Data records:
-.-.-
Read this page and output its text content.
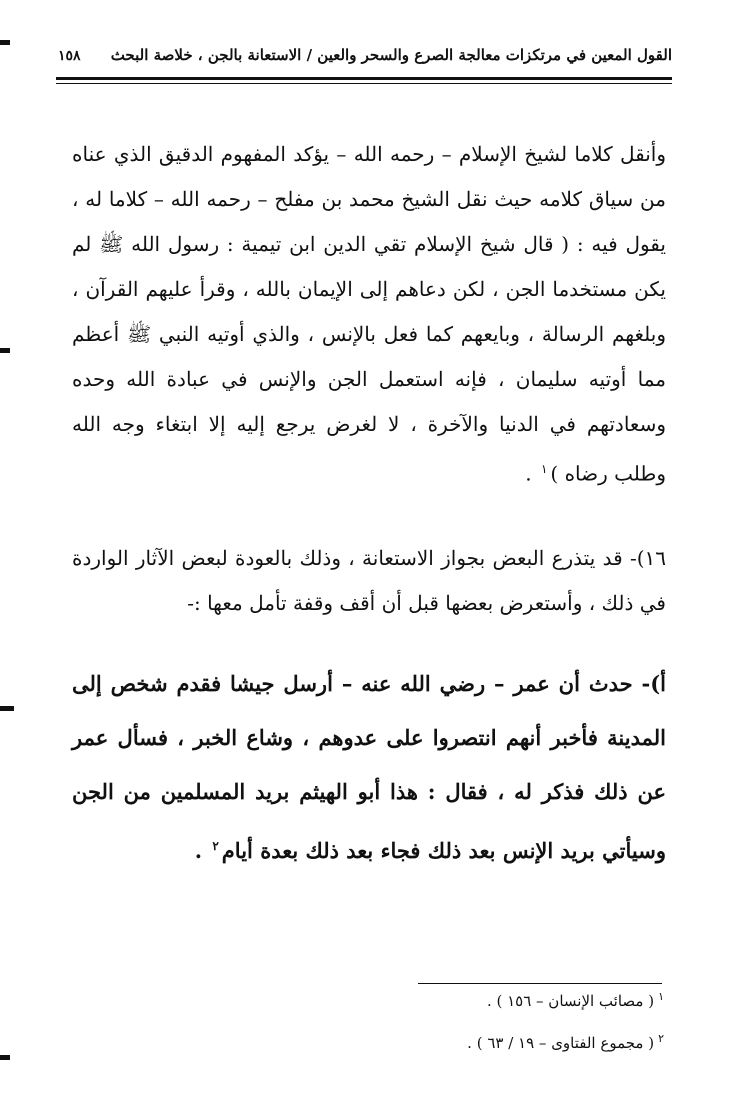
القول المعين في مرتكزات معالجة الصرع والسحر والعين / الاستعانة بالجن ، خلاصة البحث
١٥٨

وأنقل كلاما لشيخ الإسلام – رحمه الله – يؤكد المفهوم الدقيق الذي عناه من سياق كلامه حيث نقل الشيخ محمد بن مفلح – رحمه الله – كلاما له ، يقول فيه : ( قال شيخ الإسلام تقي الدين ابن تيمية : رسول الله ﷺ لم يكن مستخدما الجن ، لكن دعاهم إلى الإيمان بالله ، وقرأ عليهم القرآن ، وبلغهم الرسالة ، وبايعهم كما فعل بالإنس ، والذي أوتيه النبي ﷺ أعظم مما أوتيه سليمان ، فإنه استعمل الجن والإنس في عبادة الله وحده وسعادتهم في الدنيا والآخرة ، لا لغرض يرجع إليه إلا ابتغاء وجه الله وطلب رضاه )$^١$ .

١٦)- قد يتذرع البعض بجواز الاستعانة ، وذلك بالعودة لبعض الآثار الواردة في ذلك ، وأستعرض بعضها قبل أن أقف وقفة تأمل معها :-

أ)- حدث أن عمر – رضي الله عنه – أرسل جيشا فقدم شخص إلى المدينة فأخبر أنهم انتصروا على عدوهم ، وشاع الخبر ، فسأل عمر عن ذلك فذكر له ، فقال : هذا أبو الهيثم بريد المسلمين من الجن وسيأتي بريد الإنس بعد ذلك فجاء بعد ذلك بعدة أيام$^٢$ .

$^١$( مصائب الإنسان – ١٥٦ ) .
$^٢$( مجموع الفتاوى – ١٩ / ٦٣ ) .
-.-.-
§ **Problem description**
Your task is to repeat the data above exactly while excluding the pictures.

§ **Solution to the problem**
Read this page and output its text content.
القول المعين في مرتكزات معالجة الصرع والسحر والعين / الاستعانة بالجن ، خلاصة البحث
١٥٨

وأنقل كلاما لشيخ الإسلام – رحمه الله – يؤكد المفهوم الدقيق الذي عناه من سياق كلامه حيث نقل الشيخ محمد بن مفلح – رحمه الله – كلاما له ، يقول فيه : ( قال شيخ الإسلام تقي الدين ابن تيمية : رسول الله ﷺ لم يكن مستخدما الجن ، لكن دعاهم إلى الإيمان بالله ، وقرأ عليهم القرآن ، وبلغهم الرسالة ، وبايعهم كما فعل بالإنس ، والذي أوتيه النبي ﷺ أعظم مما أوتيه سليمان ، فإنه استعمل الجن والإنس في عبادة الله وحده وسعادتهم في الدنيا والآخرة ، لا لغرض يرجع إليه إلا ابتغاء وجه الله وطلب رضاه )$^١$ .

١٦)- قد يتذرع البعض بجواز الاستعانة ، وذلك بالعودة لبعض الآثار الواردة في ذلك ، وأستعرض بعضها قبل أن أقف وقفة تأمل معها :-

أ)- حدث أن عمر – رضي الله عنه – أرسل جيشا فقدم شخص إلى المدينة فأخبر أنهم انتصروا على عدوهم ، وشاع الخبر ، فسأل عمر عن ذلك فذكر له ، فقال : هذا أبو الهيثم بريد المسلمين من الجن وسيأتي بريد الإنس بعد ذلك فجاء بعد ذلك بعدة أيام$^٢$ .

$^١$( مصائب الإنسان – ١٥٦ ) .
$^٢$( مجموع الفتاوى – ١٩ / ٦٣ ) .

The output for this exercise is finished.